[Records]
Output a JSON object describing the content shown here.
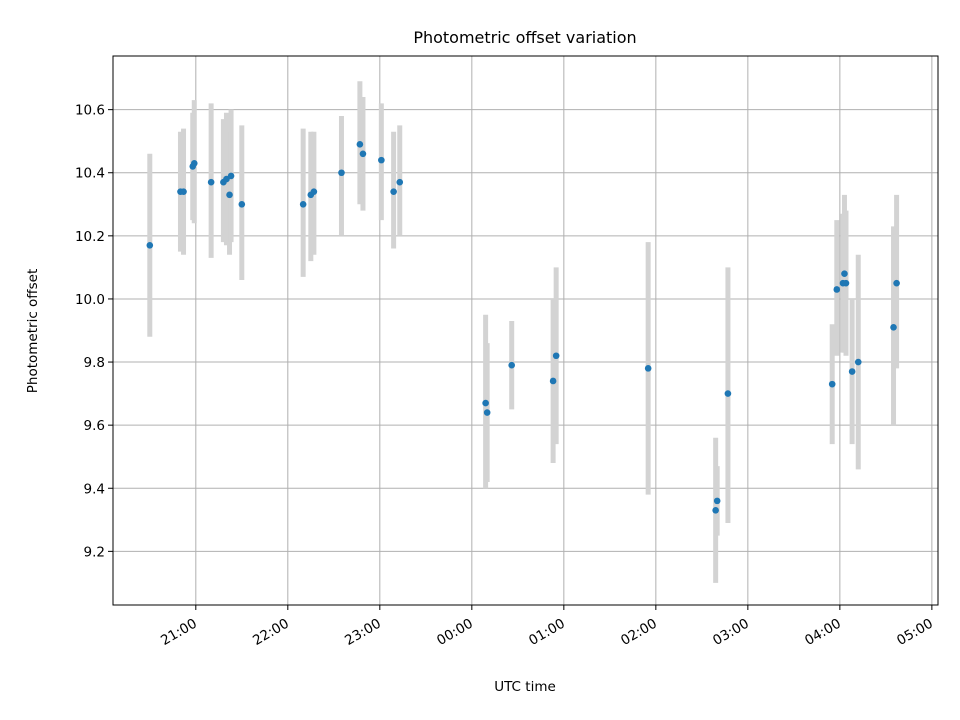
{
  "chart_data": {
    "type": "scatter",
    "title": "Photometric offset variation",
    "xlabel": "UTC time",
    "ylabel": "Photometric offset",
    "x_unit": "UTC hour-of-night (hours after 20:00 of previous day; ticks wrap at midnight)",
    "xlim": [
      "20:06",
      "05:04"
    ],
    "ylim": [
      9.03,
      10.77
    ],
    "x_ticks": [
      "21:00",
      "22:00",
      "23:00",
      "00:00",
      "01:00",
      "02:00",
      "03:00",
      "04:00",
      "05:00"
    ],
    "y_ticks": [
      "9.2",
      "9.4",
      "9.6",
      "9.8",
      "10.0",
      "10.2",
      "10.4",
      "10.6"
    ],
    "grid": true,
    "marker_color": "#1f77b4",
    "errorbar_color": "#d3d3d3",
    "points": [
      {
        "time": "20:30",
        "y": 10.17,
        "ylow": 9.88,
        "yhigh": 10.46
      },
      {
        "time": "20:50",
        "y": 10.34,
        "ylow": 10.15,
        "yhigh": 10.53
      },
      {
        "time": "20:52",
        "y": 10.34,
        "ylow": 10.14,
        "yhigh": 10.54
      },
      {
        "time": "20:58",
        "y": 10.42,
        "ylow": 10.25,
        "yhigh": 10.59
      },
      {
        "time": "20:59",
        "y": 10.43,
        "ylow": 10.24,
        "yhigh": 10.63
      },
      {
        "time": "21:10",
        "y": 10.37,
        "ylow": 10.13,
        "yhigh": 10.62
      },
      {
        "time": "21:18",
        "y": 10.37,
        "ylow": 10.18,
        "yhigh": 10.57
      },
      {
        "time": "21:20",
        "y": 10.38,
        "ylow": 10.17,
        "yhigh": 10.59
      },
      {
        "time": "21:22",
        "y": 10.33,
        "ylow": 10.14,
        "yhigh": 10.53
      },
      {
        "time": "21:23",
        "y": 10.39,
        "ylow": 10.18,
        "yhigh": 10.6
      },
      {
        "time": "21:30",
        "y": 10.3,
        "ylow": 10.06,
        "yhigh": 10.55
      },
      {
        "time": "22:10",
        "y": 10.3,
        "ylow": 10.07,
        "yhigh": 10.54
      },
      {
        "time": "22:15",
        "y": 10.33,
        "ylow": 10.12,
        "yhigh": 10.53
      },
      {
        "time": "22:17",
        "y": 10.34,
        "ylow": 10.14,
        "yhigh": 10.53
      },
      {
        "time": "22:35",
        "y": 10.4,
        "ylow": 10.2,
        "yhigh": 10.58
      },
      {
        "time": "22:47",
        "y": 10.49,
        "ylow": 10.3,
        "yhigh": 10.69
      },
      {
        "time": "22:49",
        "y": 10.46,
        "ylow": 10.28,
        "yhigh": 10.64
      },
      {
        "time": "23:01",
        "y": 10.44,
        "ylow": 10.25,
        "yhigh": 10.62
      },
      {
        "time": "23:09",
        "y": 10.34,
        "ylow": 10.16,
        "yhigh": 10.53
      },
      {
        "time": "23:13",
        "y": 10.37,
        "ylow": 10.2,
        "yhigh": 10.55
      },
      {
        "time": "00:09",
        "y": 9.67,
        "ylow": 9.4,
        "yhigh": 9.95
      },
      {
        "time": "00:10",
        "y": 9.64,
        "ylow": 9.42,
        "yhigh": 9.86
      },
      {
        "time": "00:26",
        "y": 9.79,
        "ylow": 9.65,
        "yhigh": 9.93
      },
      {
        "time": "00:53",
        "y": 9.74,
        "ylow": 9.48,
        "yhigh": 10.0
      },
      {
        "time": "00:55",
        "y": 9.82,
        "ylow": 9.54,
        "yhigh": 10.1
      },
      {
        "time": "01:55",
        "y": 9.78,
        "ylow": 9.38,
        "yhigh": 10.18
      },
      {
        "time": "02:39",
        "y": 9.33,
        "ylow": 9.1,
        "yhigh": 9.56
      },
      {
        "time": "02:40",
        "y": 9.36,
        "ylow": 9.25,
        "yhigh": 9.47
      },
      {
        "time": "02:47",
        "y": 9.7,
        "ylow": 9.29,
        "yhigh": 10.1
      },
      {
        "time": "03:55",
        "y": 9.73,
        "ylow": 9.54,
        "yhigh": 9.92
      },
      {
        "time": "03:58",
        "y": 10.03,
        "ylow": 9.82,
        "yhigh": 10.25
      },
      {
        "time": "04:02",
        "y": 10.05,
        "ylow": 9.83,
        "yhigh": 10.27
      },
      {
        "time": "04:03",
        "y": 10.08,
        "ylow": 9.83,
        "yhigh": 10.33
      },
      {
        "time": "04:04",
        "y": 10.05,
        "ylow": 9.82,
        "yhigh": 10.28
      },
      {
        "time": "04:08",
        "y": 9.77,
        "ylow": 9.54,
        "yhigh": 10.0
      },
      {
        "time": "04:12",
        "y": 9.8,
        "ylow": 9.46,
        "yhigh": 10.14
      },
      {
        "time": "04:35",
        "y": 9.91,
        "ylow": 9.6,
        "yhigh": 10.23
      },
      {
        "time": "04:37",
        "y": 10.05,
        "ylow": 9.78,
        "yhigh": 10.33
      }
    ]
  }
}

[Given problem] Collect the lines of the data that carry the word "Photometric".

[Completed exercise]
    "title": "Photometric offset variation",
    "ylabel": "Photometric offset",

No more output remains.